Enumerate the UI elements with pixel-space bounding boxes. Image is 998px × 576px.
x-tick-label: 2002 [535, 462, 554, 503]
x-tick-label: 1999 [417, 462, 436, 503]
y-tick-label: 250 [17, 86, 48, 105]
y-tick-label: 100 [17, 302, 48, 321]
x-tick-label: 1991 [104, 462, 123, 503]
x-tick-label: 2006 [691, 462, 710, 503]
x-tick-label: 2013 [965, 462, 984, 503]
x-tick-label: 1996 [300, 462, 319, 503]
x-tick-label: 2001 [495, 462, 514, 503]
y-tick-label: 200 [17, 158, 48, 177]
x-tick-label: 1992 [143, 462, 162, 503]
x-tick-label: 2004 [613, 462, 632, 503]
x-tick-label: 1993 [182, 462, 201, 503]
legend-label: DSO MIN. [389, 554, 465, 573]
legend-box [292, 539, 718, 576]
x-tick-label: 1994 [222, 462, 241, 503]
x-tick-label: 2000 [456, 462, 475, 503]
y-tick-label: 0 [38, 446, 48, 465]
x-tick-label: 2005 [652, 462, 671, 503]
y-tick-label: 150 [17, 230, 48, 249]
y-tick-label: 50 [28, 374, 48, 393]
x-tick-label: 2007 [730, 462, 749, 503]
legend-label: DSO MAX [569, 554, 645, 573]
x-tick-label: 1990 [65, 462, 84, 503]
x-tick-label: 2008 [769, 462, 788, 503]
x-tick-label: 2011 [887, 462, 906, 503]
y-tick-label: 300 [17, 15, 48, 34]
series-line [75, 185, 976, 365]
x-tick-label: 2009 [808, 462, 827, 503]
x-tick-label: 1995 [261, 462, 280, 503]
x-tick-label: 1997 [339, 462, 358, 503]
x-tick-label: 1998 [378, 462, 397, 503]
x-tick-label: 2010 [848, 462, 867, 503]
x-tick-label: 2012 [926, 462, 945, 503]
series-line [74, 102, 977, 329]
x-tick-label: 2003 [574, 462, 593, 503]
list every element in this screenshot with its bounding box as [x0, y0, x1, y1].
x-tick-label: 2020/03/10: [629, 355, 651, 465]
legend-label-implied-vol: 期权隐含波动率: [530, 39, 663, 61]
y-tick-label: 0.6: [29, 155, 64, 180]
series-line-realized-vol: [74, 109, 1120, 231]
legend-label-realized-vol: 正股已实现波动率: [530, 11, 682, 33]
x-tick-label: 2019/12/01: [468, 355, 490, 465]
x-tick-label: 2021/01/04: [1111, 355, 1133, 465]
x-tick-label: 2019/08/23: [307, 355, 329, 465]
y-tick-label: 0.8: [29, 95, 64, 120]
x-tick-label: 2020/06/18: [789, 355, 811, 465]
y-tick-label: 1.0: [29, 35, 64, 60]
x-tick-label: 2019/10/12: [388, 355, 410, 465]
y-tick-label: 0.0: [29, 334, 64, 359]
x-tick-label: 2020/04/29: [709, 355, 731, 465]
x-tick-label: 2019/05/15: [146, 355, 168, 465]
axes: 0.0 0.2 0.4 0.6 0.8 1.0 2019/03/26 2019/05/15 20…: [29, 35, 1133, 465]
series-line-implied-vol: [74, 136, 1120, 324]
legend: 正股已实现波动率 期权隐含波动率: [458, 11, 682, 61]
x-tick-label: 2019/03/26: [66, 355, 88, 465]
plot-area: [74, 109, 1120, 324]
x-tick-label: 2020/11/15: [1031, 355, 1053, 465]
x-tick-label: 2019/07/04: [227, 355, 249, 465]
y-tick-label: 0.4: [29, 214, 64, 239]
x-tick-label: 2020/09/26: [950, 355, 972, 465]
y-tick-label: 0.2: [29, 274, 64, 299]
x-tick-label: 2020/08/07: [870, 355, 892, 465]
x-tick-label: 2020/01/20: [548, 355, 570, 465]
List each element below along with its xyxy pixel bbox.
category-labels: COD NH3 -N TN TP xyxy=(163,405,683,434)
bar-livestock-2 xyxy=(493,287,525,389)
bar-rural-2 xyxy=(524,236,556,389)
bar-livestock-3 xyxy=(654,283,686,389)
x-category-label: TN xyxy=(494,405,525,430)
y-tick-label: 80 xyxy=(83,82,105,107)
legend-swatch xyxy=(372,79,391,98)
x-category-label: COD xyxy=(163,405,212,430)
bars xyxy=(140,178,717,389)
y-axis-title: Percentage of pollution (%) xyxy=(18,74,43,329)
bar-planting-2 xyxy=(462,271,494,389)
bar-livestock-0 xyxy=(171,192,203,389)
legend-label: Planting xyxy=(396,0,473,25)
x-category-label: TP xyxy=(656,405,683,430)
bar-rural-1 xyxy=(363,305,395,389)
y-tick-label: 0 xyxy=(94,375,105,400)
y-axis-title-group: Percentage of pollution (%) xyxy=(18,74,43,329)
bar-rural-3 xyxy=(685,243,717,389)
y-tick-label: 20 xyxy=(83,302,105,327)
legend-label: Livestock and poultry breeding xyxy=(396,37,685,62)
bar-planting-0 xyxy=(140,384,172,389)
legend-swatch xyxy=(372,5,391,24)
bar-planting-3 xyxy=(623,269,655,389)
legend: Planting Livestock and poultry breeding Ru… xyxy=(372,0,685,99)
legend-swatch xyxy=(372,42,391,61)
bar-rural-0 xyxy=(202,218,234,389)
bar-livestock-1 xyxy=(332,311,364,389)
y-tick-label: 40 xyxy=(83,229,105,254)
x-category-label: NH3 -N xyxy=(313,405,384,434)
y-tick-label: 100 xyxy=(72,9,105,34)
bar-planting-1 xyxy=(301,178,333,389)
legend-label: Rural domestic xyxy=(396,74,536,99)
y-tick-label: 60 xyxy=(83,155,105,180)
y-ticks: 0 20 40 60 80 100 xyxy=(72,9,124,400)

[Exercise task] Copy every line of the records above word for word, leaving nothing out and changing nothing.

[Final result]
Enumerate the UI elements with pixel-space bounding boxes. Image is 998px × 576px.
x-tick-label: 2002 [535, 462, 554, 503]
x-tick-label: 1999 [417, 462, 436, 503]
y-tick-label: 250 [17, 86, 48, 105]
y-tick-label: 100 [17, 302, 48, 321]
x-tick-label: 1991 [104, 462, 123, 503]
x-tick-label: 2006 [691, 462, 710, 503]
x-tick-label: 2013 [965, 462, 984, 503]
x-tick-label: 1996 [300, 462, 319, 503]
x-tick-label: 2001 [495, 462, 514, 503]
y-tick-label: 200 [17, 158, 48, 177]
x-tick-label: 1992 [143, 462, 162, 503]
x-tick-label: 2004 [613, 462, 632, 503]
x-tick-label: 1993 [182, 462, 201, 503]
legend-label: DSO MIN. [389, 554, 465, 573]
legend-box [292, 539, 718, 576]
x-tick-label: 1994 [222, 462, 241, 503]
x-tick-label: 2000 [456, 462, 475, 503]
y-tick-label: 0 [38, 446, 48, 465]
x-tick-label: 2005 [652, 462, 671, 503]
y-tick-label: 150 [17, 230, 48, 249]
y-tick-label: 50 [28, 374, 48, 393]
x-tick-label: 2007 [730, 462, 749, 503]
legend-label: DSO MAX [569, 554, 645, 573]
x-tick-label: 1990 [65, 462, 84, 503]
x-tick-label: 2008 [769, 462, 788, 503]
x-tick-label: 2011 [887, 462, 906, 503]
y-tick-label: 300 [17, 15, 48, 34]
series-line [75, 185, 976, 365]
x-tick-label: 2009 [808, 462, 827, 503]
x-tick-label: 1995 [261, 462, 280, 503]
x-tick-label: 1997 [339, 462, 358, 503]
x-tick-label: 1998 [378, 462, 397, 503]
x-tick-label: 2010 [848, 462, 867, 503]
x-tick-label: 2012 [926, 462, 945, 503]
series-line [74, 102, 977, 329]
x-tick-label: 2003 [574, 462, 593, 503]
list every element in this screenshot with its bounding box as [x0, y0, x1, y1].
x-tick-label: 2020/03/10: [629, 355, 651, 465]
legend-label-implied-vol: 期权隐含波动率: [530, 39, 663, 61]
y-tick-label: 0.6: [29, 155, 64, 180]
series-line-realized-vol: [74, 109, 1120, 231]
legend-label-realized-vol: 正股已实现波动率: [530, 11, 682, 33]
x-tick-label: 2019/12/01: [468, 355, 490, 465]
x-tick-label: 2021/01/04: [1111, 355, 1133, 465]
x-tick-label: 2019/08/23: [307, 355, 329, 465]
y-tick-label: 0.8: [29, 95, 64, 120]
x-tick-label: 2020/06/18: [789, 355, 811, 465]
y-tick-label: 1.0: [29, 35, 64, 60]
x-tick-label: 2019/10/12: [388, 355, 410, 465]
y-tick-label: 0.0: [29, 334, 64, 359]
x-tick-label: 2020/04/29: [709, 355, 731, 465]
x-tick-label: 2019/05/15: [146, 355, 168, 465]
axes: 0.0 0.2 0.4 0.6 0.8 1.0 2019/03/26 2019/05/15 20…: [29, 35, 1133, 465]
series-line-implied-vol: [74, 136, 1120, 324]
legend: 正股已实现波动率 期权隐含波动率: [458, 11, 682, 61]
x-tick-label: 2019/03/26: [66, 355, 88, 465]
plot-area: [74, 109, 1120, 324]
x-tick-label: 2020/11/15: [1031, 355, 1053, 465]
x-tick-label: 2019/07/04: [227, 355, 249, 465]
y-tick-label: 0.4: [29, 214, 64, 239]
x-tick-label: 2020/09/26: [950, 355, 972, 465]
y-tick-label: 0.2: [29, 274, 64, 299]
x-tick-label: 2020/08/07: [870, 355, 892, 465]
x-tick-label: 2020/01/20: [548, 355, 570, 465]
List each element below along with its xyxy pixel bbox.
category-labels: COD NH3 -N TN TP xyxy=(163,405,683,434)
bar-livestock-2 xyxy=(493,287,525,389)
bar-rural-2 xyxy=(524,236,556,389)
bar-livestock-3 xyxy=(654,283,686,389)
x-category-label: TN xyxy=(494,405,525,430)
y-tick-label: 80 xyxy=(83,82,105,107)
legend-swatch xyxy=(372,79,391,98)
x-category-label: COD xyxy=(163,405,212,430)
bars xyxy=(140,178,717,389)
y-axis-title: Percentage of pollution (%) xyxy=(18,74,43,329)
bar-planting-2 xyxy=(462,271,494,389)
bar-livestock-0 xyxy=(171,192,203,389)
legend-label: Planting xyxy=(396,0,473,25)
x-category-label: TP xyxy=(656,405,683,430)
bar-rural-1 xyxy=(363,305,395,389)
y-tick-label: 0 xyxy=(94,375,105,400)
y-axis-title-group: Percentage of pollution (%) xyxy=(18,74,43,329)
bar-rural-3 xyxy=(685,243,717,389)
y-tick-label: 20 xyxy=(83,302,105,327)
legend-label: Livestock and poultry breeding xyxy=(396,37,685,62)
bar-planting-0 xyxy=(140,384,172,389)
legend-swatch xyxy=(372,5,391,24)
bar-planting-3 xyxy=(623,269,655,389)
legend: Planting Livestock and poultry breeding Ru… xyxy=(372,0,685,99)
legend-swatch xyxy=(372,42,391,61)
bar-rural-0 xyxy=(202,218,234,389)
bar-livestock-1 xyxy=(332,311,364,389)
y-tick-label: 40 xyxy=(83,229,105,254)
x-category-label: NH3 -N xyxy=(313,405,384,434)
y-tick-label: 100 xyxy=(72,9,105,34)
bar-planting-1 xyxy=(301,178,333,389)
legend-label: Rural domestic xyxy=(396,74,536,99)
y-tick-label: 60 xyxy=(83,155,105,180)
y-ticks: 0 20 40 60 80 100 xyxy=(72,9,124,400)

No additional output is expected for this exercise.